» What this task involves
Retype the records below exactly as they appear, but leave out any pictures.

» Data supplied
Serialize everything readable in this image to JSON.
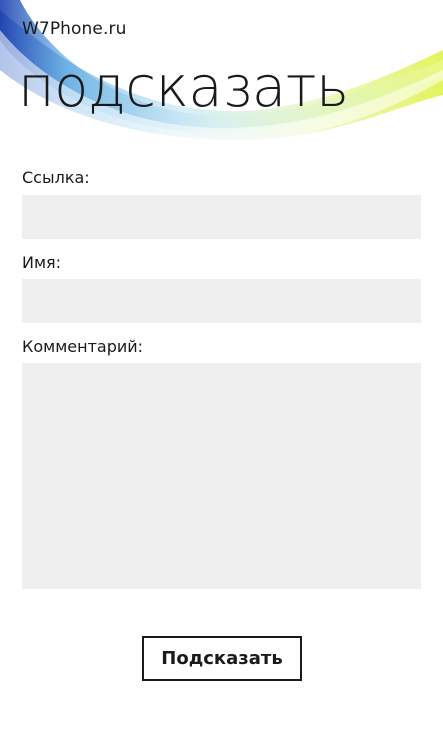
{
  "app": {
    "title": "W7Phone.ru"
  },
  "page": {
    "title": "подсказать"
  },
  "form": {
    "link_label": "Ссылка:",
    "link_value": "",
    "name_label": "Имя:",
    "name_value": "",
    "comment_label": "Комментарий:",
    "comment_value": "",
    "submit_label": "Подсказать"
  },
  "colors": {
    "text": "#1a1a1a",
    "input_bg": "#efefef",
    "background": "#ffffff"
  }
}
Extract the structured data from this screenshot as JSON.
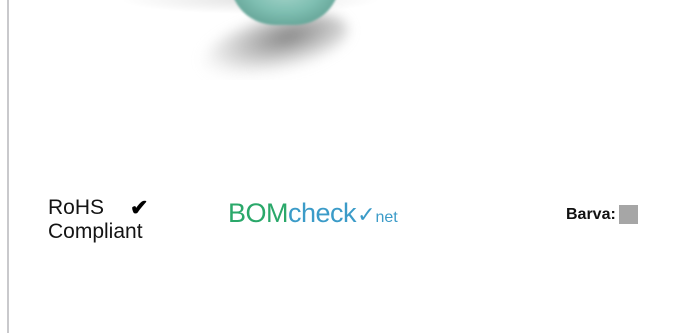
{
  "rohs": {
    "line1": "RoHS",
    "line2": "Compliant",
    "check_glyph": "✔"
  },
  "bomcheck": {
    "part_bom": "BOM",
    "part_check": "check",
    "tick_glyph": "✓",
    "part_net": "net",
    "icon_name": "bomcheck-logo"
  },
  "color_field": {
    "label": "Barva:",
    "swatch_color": "#a6a6a6"
  },
  "colors": {
    "bomcheck_green": "#2aa86a",
    "bomcheck_blue": "#3b9bc8",
    "product_teal": "#7fbfb2"
  }
}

» Task output
Serialize everything readable in this image to JSON.
{
  "app": {
    "title": "W7Phone.ru"
  },
  "page": {
    "title": "подсказать"
  },
  "form": {
    "link_label": "Ссылка:",
    "link_value": "",
    "name_label": "Имя:",
    "name_value": "",
    "comment_label": "Комментарий:",
    "comment_value": "",
    "submit_label": "Подсказать"
  },
  "colors": {
    "text": "#1a1a1a",
    "input_bg": "#efefef",
    "background": "#ffffff"
  }
}
Extract the structured data from this screenshot as JSON.
{
  "rohs": {
    "line1": "RoHS",
    "line2": "Compliant",
    "check_glyph": "✔"
  },
  "bomcheck": {
    "part_bom": "BOM",
    "part_check": "check",
    "tick_glyph": "✓",
    "part_net": "net",
    "icon_name": "bomcheck-logo"
  },
  "color_field": {
    "label": "Barva:",
    "swatch_color": "#a6a6a6"
  },
  "colors": {
    "bomcheck_green": "#2aa86a",
    "bomcheck_blue": "#3b9bc8",
    "product_teal": "#7fbfb2"
  }
}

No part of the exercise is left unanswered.